▶ **CHALLENGE**
List all lines in the material below that contain "Chrome".

— Begin —

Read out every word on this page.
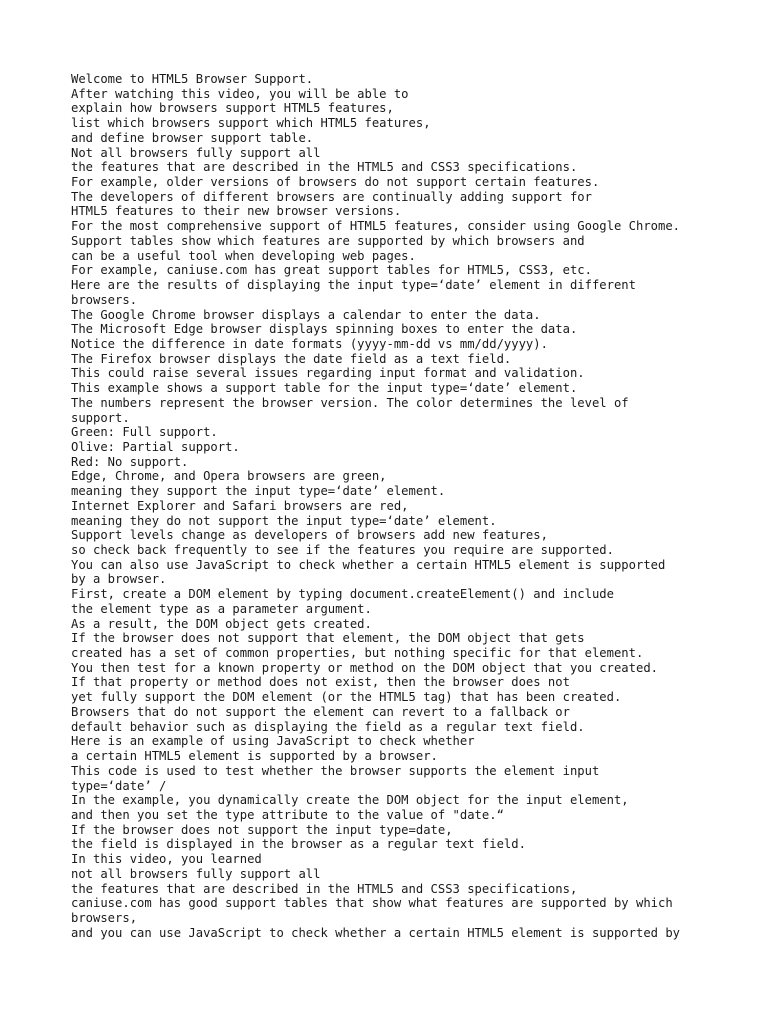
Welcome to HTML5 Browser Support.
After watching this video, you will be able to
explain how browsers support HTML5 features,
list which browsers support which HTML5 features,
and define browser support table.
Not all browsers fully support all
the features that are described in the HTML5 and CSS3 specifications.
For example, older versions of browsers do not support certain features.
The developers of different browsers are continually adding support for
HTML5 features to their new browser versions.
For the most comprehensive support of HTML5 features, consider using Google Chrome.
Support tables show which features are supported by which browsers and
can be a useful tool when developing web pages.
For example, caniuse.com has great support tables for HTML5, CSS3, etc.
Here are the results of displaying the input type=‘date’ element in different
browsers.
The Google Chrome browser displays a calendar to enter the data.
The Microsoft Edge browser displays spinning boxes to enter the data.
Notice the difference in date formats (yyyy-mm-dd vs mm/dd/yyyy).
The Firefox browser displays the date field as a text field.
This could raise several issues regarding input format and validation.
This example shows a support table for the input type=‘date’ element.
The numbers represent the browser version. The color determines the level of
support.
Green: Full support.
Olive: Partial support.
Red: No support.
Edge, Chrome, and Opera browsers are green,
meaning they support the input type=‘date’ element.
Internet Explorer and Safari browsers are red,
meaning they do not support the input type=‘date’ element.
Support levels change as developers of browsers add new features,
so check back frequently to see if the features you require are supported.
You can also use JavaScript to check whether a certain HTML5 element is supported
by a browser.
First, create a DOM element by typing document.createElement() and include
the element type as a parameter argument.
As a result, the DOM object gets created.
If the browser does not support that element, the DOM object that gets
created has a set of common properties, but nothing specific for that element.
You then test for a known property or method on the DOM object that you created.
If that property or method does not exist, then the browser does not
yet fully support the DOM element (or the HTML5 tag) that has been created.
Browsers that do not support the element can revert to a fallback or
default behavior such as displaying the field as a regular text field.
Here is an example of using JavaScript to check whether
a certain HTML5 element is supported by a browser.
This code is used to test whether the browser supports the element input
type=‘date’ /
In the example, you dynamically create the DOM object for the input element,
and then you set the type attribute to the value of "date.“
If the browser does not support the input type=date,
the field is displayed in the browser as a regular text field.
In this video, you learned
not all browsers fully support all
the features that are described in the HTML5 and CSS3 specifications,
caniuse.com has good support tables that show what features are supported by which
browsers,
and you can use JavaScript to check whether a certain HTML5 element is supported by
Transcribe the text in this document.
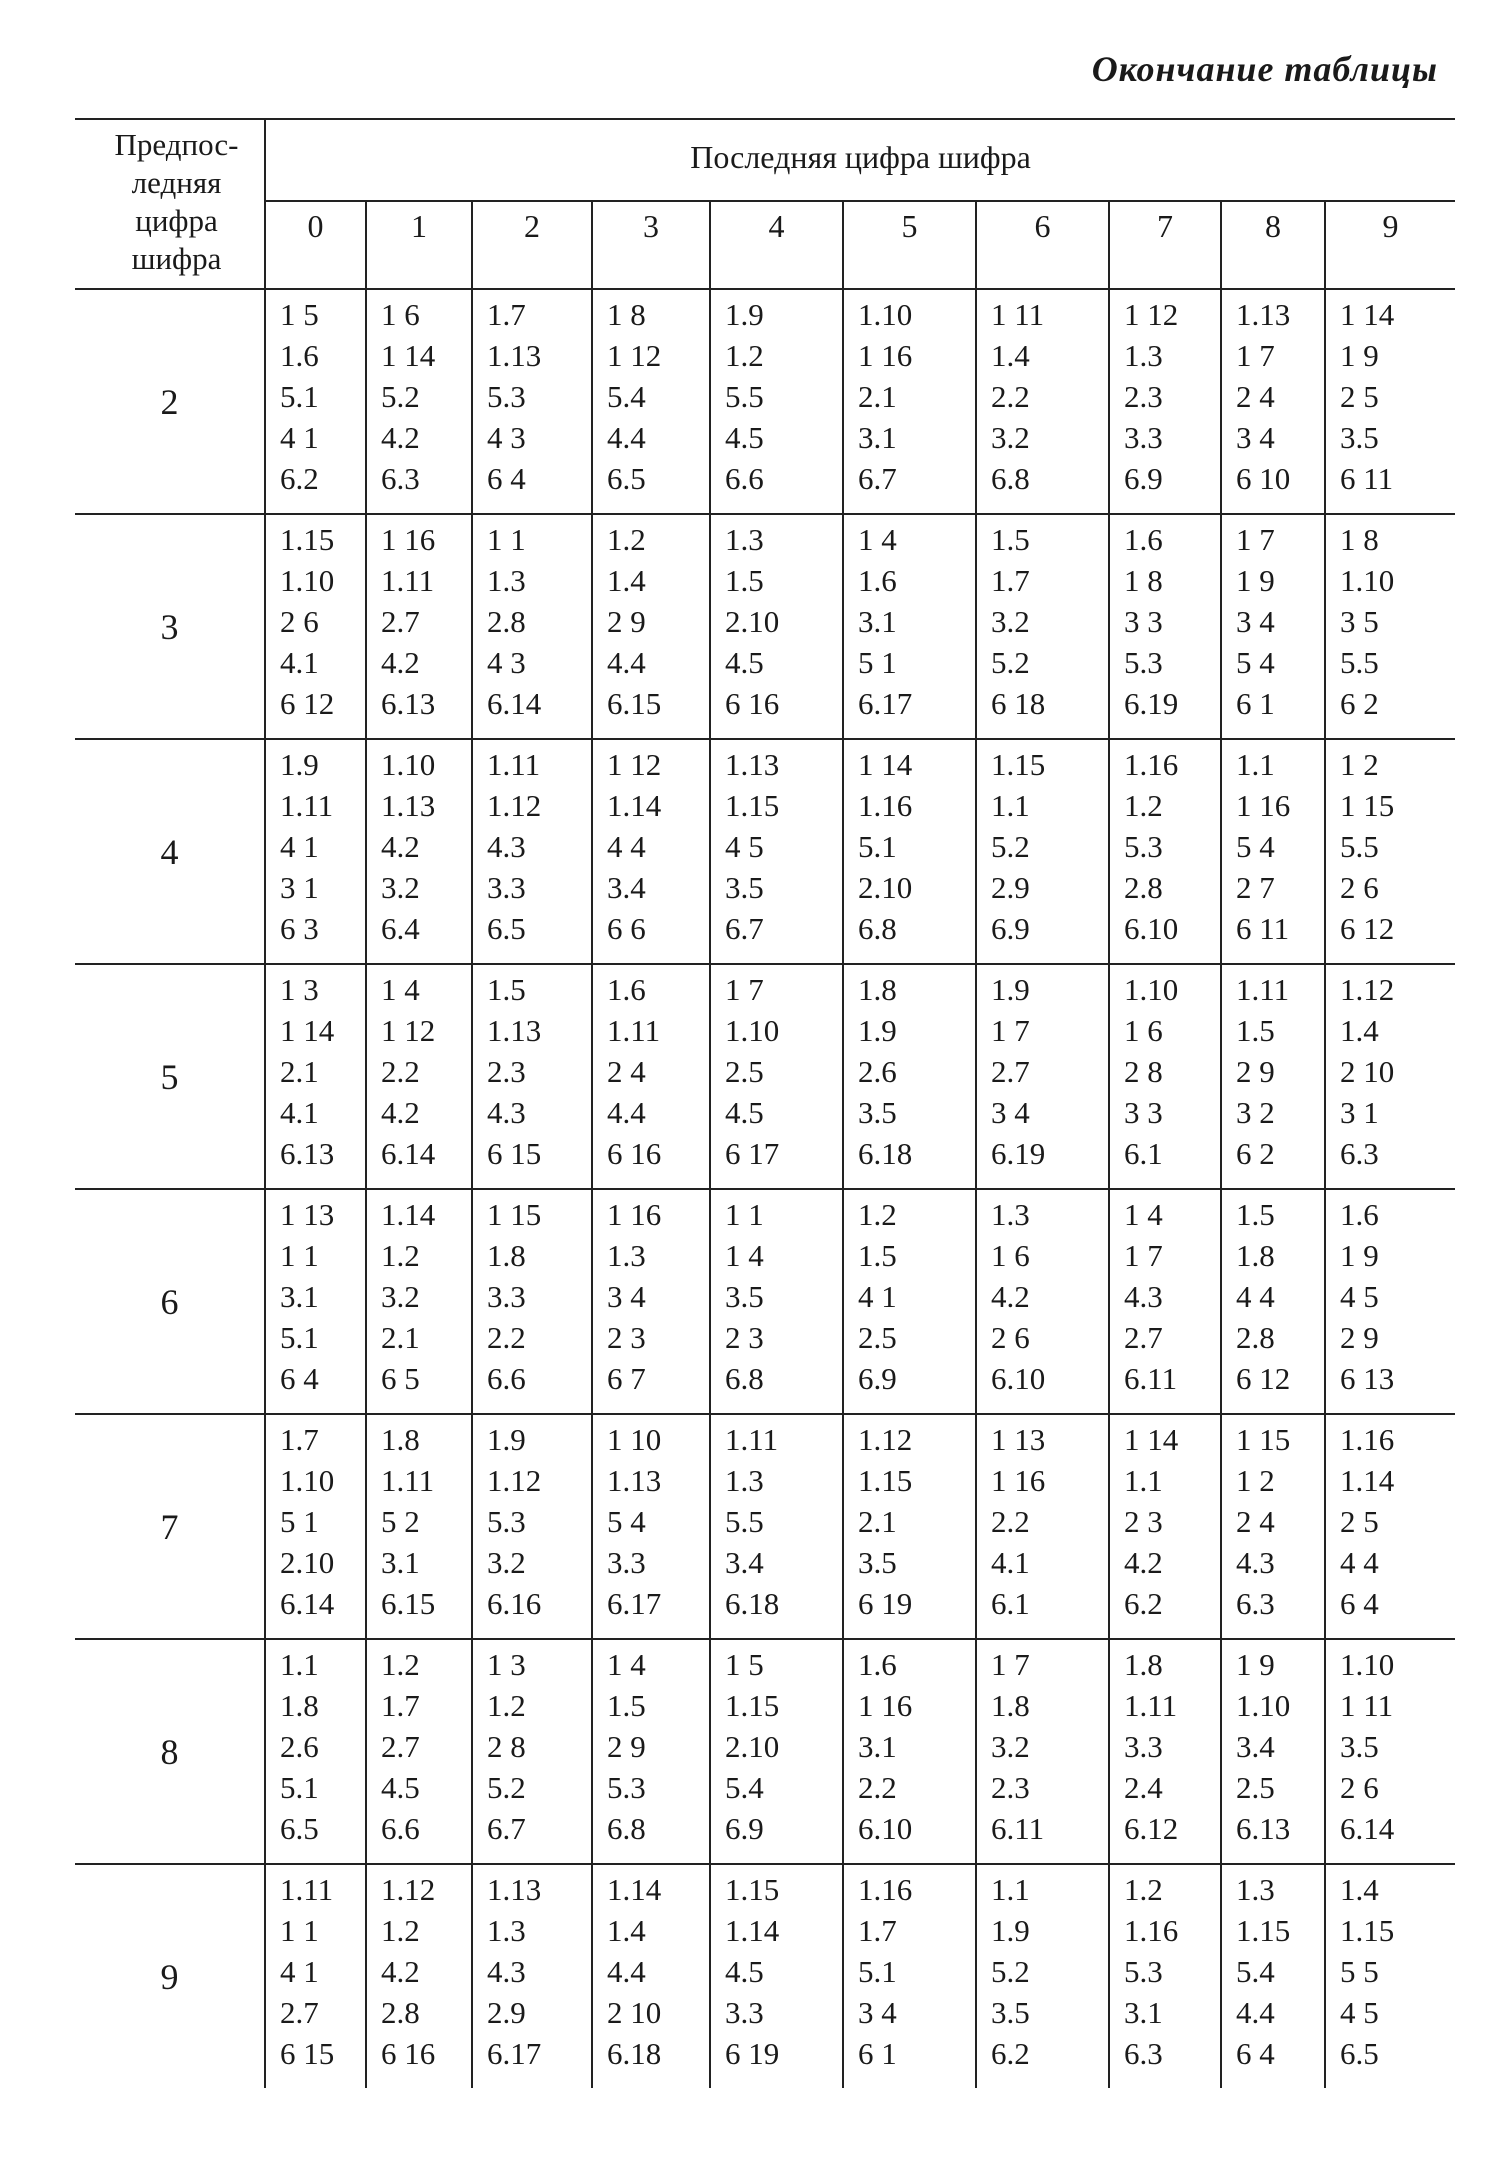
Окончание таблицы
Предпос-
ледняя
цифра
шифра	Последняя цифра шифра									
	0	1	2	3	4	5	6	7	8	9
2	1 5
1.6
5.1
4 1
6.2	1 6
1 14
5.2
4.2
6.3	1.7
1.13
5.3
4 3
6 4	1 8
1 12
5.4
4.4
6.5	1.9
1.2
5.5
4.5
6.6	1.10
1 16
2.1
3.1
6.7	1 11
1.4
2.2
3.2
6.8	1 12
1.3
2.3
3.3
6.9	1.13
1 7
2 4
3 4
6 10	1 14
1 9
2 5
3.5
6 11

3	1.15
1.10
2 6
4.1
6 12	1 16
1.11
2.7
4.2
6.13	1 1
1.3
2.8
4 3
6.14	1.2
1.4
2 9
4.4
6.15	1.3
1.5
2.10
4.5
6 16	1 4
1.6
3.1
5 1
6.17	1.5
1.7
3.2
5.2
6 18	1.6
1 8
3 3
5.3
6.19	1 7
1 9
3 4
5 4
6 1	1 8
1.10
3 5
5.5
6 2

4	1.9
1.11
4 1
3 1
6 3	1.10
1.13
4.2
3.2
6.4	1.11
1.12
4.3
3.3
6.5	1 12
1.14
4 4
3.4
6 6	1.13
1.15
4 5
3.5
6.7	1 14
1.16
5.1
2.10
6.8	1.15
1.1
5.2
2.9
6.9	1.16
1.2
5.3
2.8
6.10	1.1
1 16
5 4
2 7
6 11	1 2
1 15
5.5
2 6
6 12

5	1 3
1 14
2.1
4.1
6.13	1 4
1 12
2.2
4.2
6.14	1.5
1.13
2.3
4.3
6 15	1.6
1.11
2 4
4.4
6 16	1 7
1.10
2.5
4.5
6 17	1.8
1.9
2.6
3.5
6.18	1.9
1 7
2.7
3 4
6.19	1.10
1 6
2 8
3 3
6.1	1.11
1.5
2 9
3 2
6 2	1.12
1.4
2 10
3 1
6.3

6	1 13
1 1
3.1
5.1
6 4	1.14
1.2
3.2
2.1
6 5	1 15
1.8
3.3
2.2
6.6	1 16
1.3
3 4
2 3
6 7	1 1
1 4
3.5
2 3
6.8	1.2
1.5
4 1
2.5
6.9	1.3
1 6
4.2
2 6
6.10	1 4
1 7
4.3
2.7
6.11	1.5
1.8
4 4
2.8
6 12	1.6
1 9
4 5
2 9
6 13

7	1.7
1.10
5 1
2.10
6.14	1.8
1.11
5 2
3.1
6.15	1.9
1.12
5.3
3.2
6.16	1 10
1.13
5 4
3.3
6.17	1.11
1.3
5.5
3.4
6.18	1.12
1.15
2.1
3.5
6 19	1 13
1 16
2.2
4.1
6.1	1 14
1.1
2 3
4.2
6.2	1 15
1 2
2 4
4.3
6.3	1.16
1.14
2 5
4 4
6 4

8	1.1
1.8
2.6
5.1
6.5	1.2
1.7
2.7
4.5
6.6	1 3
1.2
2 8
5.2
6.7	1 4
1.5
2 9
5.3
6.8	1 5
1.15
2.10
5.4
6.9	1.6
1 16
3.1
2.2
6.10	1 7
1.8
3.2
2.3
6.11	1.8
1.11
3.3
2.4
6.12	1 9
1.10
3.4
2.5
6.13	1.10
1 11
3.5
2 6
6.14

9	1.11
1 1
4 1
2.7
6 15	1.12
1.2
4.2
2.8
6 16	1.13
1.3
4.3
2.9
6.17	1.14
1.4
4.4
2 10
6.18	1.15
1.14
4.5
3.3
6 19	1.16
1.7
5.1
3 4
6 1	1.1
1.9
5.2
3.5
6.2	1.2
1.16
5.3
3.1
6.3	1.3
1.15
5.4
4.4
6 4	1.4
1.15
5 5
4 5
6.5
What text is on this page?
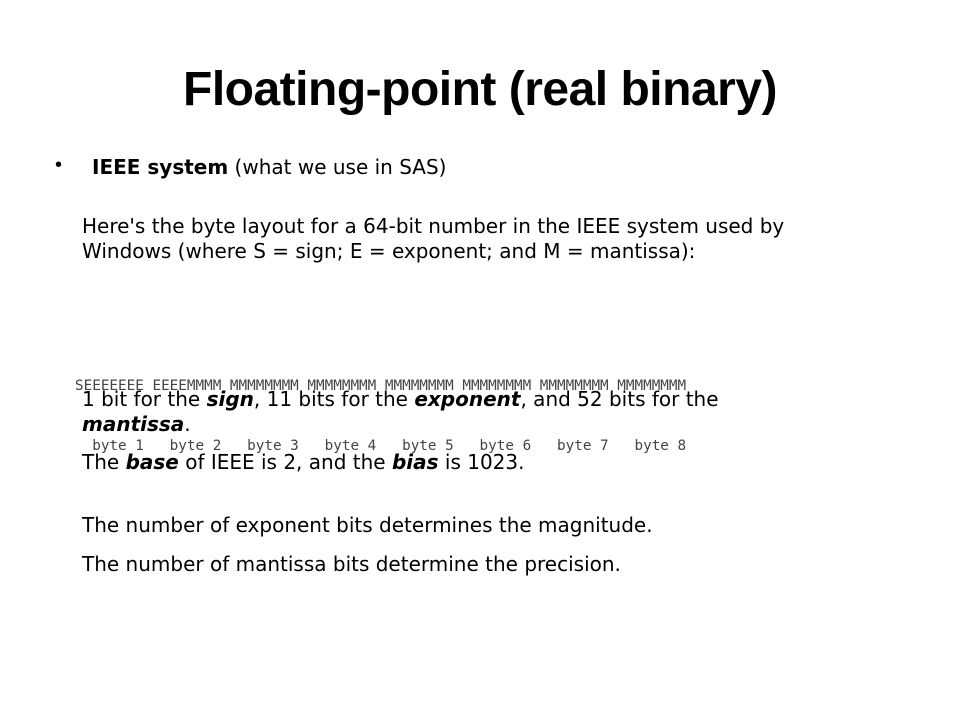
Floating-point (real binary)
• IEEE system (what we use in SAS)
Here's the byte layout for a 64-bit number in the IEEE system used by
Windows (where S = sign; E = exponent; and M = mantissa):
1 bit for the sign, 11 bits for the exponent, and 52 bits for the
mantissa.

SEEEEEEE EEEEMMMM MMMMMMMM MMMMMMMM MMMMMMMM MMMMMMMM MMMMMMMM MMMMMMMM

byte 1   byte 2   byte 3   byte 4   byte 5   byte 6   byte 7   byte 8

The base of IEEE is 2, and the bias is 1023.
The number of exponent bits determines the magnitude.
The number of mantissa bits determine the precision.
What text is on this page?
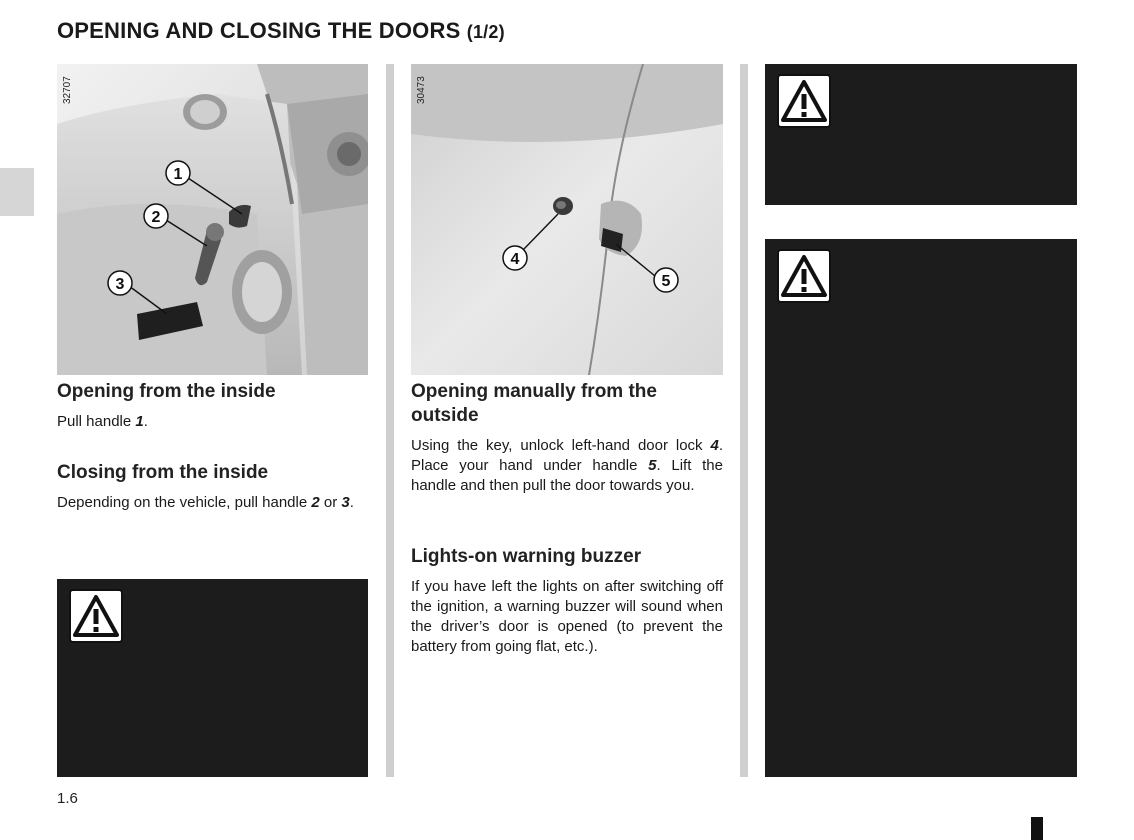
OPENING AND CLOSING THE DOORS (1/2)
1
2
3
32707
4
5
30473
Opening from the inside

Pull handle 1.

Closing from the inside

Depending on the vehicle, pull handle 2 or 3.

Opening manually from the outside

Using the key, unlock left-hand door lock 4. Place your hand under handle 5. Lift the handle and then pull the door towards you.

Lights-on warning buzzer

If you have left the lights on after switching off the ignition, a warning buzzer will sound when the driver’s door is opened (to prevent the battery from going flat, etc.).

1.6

— End —

▶ **FINAL ANSWER**
For the most comprehensive support of HTML5 features, consider using Google Chrome.
The Google Chrome browser displays a calendar to enter the data.
Edge, Chrome, and Opera browsers are green,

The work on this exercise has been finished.